§ Problem to work on: Your answer should be a single number: the count of lines that hold the word "schmeckt".

§ Dataset content:
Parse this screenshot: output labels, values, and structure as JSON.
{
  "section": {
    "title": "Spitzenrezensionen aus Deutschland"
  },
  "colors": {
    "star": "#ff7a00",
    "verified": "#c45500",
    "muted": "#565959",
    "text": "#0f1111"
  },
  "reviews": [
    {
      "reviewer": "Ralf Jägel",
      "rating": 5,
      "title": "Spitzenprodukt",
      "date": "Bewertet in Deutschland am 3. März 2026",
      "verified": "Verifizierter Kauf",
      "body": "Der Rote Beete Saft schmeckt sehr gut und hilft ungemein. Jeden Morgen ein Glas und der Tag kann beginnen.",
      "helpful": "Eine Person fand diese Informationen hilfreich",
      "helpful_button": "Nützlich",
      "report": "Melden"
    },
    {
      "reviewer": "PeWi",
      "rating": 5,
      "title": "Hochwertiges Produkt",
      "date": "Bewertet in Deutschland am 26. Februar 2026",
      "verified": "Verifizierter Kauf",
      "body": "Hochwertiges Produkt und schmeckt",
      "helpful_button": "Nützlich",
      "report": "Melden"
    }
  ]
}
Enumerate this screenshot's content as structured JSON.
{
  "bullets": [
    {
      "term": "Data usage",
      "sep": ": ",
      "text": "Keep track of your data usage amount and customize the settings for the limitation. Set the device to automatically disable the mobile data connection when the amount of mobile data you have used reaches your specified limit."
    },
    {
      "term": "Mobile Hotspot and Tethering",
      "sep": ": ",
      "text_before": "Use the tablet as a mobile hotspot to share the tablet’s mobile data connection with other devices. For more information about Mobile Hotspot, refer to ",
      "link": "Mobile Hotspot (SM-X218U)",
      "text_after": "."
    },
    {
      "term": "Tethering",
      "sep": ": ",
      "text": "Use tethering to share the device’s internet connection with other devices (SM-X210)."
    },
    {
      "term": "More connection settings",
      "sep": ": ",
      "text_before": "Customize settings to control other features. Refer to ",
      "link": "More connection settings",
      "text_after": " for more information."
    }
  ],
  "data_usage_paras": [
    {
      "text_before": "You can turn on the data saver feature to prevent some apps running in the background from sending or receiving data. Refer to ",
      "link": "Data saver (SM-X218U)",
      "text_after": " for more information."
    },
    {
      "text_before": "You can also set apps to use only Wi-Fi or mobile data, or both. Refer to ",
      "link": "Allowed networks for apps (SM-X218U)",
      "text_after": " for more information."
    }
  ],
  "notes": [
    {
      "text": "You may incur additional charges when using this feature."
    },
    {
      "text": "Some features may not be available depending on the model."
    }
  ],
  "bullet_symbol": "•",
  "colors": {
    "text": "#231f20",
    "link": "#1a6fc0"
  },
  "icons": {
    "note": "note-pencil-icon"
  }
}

§ Result of this exercise: 2